The request:
Hunt for the word "yahoo" across the entries below, copying each line that holds it.

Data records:
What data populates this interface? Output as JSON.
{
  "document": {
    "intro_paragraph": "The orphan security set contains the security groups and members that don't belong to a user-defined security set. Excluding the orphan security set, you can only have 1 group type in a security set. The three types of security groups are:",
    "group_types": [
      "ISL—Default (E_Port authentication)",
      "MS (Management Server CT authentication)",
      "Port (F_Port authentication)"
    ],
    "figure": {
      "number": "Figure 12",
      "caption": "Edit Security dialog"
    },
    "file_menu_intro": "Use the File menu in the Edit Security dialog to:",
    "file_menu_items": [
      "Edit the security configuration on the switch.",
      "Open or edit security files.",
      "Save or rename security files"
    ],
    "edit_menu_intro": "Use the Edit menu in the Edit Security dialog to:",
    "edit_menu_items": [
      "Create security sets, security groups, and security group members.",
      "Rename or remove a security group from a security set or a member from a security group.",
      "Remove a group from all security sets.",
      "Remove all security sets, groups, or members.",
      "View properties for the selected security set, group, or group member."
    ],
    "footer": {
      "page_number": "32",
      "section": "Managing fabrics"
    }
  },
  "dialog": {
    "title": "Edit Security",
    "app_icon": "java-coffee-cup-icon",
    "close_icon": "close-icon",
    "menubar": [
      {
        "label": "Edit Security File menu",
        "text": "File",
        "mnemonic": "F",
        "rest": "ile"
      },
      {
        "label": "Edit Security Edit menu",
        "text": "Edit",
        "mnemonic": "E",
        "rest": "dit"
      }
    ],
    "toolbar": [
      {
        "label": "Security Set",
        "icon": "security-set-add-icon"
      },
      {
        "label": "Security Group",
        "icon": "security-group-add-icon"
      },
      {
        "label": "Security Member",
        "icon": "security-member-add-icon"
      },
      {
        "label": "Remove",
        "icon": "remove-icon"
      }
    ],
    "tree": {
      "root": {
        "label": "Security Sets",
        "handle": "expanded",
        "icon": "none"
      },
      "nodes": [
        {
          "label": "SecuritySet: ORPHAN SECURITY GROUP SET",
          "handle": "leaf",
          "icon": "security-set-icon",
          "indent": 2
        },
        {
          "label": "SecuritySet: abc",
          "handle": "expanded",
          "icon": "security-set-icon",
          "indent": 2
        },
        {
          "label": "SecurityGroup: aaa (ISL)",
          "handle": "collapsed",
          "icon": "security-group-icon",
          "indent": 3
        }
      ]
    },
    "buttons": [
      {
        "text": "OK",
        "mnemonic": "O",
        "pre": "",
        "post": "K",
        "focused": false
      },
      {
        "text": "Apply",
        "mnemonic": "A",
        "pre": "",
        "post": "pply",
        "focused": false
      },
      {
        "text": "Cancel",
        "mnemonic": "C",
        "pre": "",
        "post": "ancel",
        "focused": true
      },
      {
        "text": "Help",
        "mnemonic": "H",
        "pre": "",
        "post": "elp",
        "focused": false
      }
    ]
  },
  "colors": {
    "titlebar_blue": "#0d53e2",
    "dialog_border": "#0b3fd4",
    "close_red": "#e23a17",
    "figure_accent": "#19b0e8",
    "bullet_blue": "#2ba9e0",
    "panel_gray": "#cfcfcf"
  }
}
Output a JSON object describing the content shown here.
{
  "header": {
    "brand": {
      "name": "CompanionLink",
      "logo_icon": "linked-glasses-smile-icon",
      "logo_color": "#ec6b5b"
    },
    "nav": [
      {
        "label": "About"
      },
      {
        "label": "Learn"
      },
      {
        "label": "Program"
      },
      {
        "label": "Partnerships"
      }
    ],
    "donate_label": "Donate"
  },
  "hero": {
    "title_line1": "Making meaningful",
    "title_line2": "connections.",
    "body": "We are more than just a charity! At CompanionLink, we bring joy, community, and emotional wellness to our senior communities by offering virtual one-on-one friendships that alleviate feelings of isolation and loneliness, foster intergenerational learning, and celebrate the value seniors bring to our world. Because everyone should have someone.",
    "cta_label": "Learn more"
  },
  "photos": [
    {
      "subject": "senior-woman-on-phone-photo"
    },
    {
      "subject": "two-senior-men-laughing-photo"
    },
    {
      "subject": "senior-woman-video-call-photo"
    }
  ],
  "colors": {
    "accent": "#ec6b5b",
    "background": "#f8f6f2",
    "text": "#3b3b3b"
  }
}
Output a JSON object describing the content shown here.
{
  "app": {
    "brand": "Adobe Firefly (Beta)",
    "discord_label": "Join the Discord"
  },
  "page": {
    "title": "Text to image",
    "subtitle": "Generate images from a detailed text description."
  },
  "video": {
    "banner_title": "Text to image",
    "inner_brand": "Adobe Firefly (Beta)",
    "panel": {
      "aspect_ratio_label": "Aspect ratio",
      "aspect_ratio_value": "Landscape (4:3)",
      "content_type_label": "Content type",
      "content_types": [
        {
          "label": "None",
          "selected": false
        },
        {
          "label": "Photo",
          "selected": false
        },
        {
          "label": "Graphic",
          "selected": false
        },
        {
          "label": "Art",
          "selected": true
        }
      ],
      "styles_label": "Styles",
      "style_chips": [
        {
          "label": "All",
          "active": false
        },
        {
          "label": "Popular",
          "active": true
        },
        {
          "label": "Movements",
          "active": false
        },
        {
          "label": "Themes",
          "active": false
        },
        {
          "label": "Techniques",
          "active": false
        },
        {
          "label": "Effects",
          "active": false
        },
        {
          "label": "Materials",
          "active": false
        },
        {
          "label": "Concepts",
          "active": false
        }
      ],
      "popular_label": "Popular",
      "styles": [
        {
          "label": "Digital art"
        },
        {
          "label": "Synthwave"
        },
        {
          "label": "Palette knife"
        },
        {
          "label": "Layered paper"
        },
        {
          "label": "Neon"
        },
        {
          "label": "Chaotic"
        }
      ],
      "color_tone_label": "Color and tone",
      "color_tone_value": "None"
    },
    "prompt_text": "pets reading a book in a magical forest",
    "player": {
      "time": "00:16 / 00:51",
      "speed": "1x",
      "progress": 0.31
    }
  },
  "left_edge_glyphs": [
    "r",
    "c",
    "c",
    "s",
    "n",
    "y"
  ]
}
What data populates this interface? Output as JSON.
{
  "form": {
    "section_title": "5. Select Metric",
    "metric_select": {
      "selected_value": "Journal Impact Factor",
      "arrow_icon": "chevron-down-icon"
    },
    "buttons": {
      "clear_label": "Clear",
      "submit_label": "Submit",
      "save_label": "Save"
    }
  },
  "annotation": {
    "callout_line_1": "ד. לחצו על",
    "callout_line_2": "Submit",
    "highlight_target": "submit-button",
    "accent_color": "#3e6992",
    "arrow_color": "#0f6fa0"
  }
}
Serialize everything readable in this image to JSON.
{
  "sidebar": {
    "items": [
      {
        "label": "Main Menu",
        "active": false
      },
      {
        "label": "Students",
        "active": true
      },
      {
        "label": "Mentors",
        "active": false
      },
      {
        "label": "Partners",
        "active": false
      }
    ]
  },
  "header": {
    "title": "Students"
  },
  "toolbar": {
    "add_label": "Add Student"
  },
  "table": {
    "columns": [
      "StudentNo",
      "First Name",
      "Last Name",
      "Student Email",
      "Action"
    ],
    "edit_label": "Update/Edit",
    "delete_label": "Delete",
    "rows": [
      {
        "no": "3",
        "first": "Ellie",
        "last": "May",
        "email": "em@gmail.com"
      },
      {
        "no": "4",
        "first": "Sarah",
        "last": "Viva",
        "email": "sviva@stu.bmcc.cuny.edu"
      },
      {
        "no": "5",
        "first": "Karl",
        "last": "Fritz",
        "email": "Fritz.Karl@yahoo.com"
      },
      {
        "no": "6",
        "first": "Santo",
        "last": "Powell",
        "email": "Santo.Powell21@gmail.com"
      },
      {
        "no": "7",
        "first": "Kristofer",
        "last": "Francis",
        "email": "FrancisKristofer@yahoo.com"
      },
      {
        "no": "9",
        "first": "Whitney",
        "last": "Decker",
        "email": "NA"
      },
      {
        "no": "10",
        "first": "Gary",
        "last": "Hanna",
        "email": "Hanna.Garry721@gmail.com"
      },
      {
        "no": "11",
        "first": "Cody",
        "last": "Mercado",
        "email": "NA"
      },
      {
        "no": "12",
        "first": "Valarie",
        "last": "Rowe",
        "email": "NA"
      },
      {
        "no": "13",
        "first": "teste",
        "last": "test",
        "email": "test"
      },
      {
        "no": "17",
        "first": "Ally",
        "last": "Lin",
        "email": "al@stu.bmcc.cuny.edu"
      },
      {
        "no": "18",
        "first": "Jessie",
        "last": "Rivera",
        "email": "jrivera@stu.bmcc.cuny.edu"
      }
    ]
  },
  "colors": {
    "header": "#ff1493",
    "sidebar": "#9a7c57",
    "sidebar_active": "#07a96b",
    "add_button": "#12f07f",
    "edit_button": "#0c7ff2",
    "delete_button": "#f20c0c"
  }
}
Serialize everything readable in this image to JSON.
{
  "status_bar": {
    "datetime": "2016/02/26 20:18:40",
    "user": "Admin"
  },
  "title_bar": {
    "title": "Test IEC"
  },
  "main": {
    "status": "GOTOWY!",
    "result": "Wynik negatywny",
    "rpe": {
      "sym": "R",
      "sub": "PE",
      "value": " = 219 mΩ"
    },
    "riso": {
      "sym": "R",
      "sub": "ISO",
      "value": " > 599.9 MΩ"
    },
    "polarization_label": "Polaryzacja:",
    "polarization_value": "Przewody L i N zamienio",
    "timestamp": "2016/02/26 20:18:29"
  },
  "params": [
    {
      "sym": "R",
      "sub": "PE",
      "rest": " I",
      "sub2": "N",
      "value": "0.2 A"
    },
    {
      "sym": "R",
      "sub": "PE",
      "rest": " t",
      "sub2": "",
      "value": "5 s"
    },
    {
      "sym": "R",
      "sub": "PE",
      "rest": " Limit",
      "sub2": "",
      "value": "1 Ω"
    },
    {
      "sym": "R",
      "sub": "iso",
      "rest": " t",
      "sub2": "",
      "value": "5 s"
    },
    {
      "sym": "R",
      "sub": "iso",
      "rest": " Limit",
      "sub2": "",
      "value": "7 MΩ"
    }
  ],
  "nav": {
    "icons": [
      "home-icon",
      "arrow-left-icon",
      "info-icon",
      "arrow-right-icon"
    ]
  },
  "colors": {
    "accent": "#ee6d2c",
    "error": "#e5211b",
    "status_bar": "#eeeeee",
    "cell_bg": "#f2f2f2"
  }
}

Complete answer:
        "email": "Fritz.Karl@yahoo.com"
        "email": "FrancisKristofer@yahoo.com"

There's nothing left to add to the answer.